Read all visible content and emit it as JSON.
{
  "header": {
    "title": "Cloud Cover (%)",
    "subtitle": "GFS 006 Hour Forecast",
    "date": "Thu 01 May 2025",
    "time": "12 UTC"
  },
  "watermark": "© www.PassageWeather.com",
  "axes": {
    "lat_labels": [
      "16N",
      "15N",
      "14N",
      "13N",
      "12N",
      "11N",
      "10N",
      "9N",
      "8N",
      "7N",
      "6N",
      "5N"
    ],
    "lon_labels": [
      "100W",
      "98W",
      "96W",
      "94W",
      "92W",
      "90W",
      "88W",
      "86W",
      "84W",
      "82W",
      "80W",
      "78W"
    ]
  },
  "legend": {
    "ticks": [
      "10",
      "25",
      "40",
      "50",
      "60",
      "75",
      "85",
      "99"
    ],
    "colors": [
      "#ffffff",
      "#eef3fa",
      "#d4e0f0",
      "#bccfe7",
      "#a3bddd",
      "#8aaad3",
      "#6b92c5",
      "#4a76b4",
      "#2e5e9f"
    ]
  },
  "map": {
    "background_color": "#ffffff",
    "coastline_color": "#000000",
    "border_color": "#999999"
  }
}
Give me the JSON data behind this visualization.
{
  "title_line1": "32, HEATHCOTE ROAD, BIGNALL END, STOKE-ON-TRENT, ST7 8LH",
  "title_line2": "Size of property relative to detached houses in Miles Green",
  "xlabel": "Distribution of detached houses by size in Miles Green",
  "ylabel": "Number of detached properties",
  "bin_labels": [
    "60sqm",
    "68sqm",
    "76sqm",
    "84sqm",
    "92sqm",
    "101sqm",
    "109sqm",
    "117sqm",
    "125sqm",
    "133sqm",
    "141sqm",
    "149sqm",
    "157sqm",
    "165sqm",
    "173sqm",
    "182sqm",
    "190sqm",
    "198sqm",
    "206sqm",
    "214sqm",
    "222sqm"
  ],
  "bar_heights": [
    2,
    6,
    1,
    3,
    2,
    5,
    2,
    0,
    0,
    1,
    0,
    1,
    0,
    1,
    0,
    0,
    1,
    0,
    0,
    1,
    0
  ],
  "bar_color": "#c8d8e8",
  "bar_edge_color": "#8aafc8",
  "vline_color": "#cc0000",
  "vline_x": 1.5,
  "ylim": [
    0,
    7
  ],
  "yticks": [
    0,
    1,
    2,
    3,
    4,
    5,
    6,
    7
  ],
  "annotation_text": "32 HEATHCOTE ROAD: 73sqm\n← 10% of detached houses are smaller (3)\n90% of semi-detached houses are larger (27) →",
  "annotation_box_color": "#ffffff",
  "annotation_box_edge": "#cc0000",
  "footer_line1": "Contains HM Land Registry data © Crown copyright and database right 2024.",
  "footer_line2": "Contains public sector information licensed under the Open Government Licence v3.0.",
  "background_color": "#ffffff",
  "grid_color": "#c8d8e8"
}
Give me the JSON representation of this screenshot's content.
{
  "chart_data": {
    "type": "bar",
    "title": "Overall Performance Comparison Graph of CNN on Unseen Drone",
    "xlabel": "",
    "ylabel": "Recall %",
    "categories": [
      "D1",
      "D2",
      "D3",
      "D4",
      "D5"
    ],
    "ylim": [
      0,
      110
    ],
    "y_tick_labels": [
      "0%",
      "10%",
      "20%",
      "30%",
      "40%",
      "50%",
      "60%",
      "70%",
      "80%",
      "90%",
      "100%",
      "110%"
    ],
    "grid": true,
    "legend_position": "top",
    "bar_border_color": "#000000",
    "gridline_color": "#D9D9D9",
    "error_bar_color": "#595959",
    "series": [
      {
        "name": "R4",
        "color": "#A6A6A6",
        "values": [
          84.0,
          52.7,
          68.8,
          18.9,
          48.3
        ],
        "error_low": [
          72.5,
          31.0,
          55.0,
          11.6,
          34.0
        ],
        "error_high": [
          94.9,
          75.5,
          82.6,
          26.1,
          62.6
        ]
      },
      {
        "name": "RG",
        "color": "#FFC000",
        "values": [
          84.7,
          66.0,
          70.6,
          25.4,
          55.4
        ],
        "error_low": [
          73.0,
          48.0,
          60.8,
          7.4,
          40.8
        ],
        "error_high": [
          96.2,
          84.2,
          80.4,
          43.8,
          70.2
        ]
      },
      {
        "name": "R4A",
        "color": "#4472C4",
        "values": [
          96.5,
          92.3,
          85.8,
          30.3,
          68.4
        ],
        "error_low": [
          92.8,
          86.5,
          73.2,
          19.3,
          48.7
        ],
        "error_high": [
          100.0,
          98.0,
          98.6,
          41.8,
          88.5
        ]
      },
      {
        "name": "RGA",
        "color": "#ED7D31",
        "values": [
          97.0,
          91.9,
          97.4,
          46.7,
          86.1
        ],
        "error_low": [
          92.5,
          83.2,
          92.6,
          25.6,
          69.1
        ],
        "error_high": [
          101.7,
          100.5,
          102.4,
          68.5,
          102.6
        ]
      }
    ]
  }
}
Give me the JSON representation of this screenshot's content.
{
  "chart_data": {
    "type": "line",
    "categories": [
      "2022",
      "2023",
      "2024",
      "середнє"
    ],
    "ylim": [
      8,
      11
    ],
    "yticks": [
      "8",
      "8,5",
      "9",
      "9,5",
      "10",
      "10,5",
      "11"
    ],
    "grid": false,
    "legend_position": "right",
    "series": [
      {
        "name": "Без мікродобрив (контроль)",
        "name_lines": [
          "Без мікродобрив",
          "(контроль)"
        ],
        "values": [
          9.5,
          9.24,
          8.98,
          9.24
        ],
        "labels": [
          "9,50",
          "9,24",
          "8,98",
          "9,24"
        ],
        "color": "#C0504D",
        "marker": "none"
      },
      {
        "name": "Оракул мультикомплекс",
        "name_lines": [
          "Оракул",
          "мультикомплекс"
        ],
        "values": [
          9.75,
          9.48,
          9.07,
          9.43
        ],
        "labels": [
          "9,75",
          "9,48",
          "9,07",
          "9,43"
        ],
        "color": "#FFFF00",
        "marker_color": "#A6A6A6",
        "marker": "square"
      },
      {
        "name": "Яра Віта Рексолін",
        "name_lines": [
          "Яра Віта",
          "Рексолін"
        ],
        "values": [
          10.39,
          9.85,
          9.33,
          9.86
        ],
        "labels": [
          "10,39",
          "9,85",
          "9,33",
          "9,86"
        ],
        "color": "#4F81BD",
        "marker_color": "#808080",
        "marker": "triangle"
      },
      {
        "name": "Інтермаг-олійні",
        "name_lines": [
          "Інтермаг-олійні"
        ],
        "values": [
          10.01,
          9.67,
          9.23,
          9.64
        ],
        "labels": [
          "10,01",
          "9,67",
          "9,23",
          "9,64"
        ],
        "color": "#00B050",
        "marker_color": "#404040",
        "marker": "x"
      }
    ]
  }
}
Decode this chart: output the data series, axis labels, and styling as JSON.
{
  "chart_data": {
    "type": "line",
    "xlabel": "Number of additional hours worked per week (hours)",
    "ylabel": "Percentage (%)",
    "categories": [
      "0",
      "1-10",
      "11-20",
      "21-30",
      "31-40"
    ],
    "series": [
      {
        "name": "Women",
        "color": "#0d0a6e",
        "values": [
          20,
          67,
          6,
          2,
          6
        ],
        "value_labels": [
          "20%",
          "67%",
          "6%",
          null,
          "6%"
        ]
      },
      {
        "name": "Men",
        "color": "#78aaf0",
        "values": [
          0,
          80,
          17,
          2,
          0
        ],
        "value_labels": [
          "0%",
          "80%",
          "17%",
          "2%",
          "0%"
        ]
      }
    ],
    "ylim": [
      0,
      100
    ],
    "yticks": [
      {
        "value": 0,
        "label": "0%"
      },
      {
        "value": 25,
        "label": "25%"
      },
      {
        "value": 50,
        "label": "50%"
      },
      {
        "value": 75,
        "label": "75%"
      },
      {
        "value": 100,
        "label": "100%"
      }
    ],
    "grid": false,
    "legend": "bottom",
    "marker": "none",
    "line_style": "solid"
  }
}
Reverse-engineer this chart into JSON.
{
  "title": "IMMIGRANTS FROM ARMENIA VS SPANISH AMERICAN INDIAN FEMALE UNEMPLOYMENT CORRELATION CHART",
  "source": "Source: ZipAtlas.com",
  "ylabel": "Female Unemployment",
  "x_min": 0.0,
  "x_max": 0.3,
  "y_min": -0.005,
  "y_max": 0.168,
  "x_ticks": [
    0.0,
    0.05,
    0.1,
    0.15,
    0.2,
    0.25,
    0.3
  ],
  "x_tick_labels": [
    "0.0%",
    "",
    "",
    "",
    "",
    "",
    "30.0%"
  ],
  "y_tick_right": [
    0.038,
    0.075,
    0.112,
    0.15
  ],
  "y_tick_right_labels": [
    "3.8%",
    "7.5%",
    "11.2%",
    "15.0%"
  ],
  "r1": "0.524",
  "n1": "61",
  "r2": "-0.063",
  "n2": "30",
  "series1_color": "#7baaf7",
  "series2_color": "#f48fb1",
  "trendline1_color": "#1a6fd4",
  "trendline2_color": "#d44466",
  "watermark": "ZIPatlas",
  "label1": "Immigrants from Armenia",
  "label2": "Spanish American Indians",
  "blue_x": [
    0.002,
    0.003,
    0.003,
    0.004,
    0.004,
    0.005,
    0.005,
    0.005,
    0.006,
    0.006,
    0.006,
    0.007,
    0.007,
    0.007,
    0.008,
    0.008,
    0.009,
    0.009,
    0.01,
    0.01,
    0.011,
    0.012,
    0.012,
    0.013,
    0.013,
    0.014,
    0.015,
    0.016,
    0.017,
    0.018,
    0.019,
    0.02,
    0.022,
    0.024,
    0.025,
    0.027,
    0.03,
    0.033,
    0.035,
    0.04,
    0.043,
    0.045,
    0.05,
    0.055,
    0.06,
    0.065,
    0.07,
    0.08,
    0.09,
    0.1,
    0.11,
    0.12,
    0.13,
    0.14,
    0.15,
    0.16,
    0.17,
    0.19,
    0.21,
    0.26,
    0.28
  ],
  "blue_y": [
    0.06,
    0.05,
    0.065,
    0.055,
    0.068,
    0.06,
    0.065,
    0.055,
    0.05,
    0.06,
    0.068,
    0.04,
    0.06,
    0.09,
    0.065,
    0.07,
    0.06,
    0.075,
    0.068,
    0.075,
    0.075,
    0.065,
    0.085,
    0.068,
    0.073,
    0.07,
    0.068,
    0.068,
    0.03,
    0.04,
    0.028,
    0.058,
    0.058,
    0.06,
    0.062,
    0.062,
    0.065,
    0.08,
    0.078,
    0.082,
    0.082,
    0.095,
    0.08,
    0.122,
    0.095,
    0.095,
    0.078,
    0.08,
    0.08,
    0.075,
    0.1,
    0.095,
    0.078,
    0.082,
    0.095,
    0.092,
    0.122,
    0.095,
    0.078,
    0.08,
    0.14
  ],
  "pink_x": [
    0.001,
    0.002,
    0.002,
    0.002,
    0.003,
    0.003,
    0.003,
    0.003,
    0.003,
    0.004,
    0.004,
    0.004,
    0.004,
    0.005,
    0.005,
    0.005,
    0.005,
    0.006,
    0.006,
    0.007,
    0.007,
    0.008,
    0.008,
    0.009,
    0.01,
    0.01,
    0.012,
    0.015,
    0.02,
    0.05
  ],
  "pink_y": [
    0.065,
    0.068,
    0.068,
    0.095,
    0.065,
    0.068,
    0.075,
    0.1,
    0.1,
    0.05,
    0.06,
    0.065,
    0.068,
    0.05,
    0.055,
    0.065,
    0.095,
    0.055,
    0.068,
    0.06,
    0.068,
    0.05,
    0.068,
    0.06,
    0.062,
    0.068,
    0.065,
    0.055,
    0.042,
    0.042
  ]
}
□ □ □
## Job
Every line in the data that holds "this" should be copied out.

## Complete response
Give me the JSON data behind this visualization.
Give me the JSON representation of this screenshot's content.
Give me the JSON representation of this screenshot's content.
Decode this chart: output the data series, axis labels, and styling as JSON.
Reverse-engineer this chart into JSON.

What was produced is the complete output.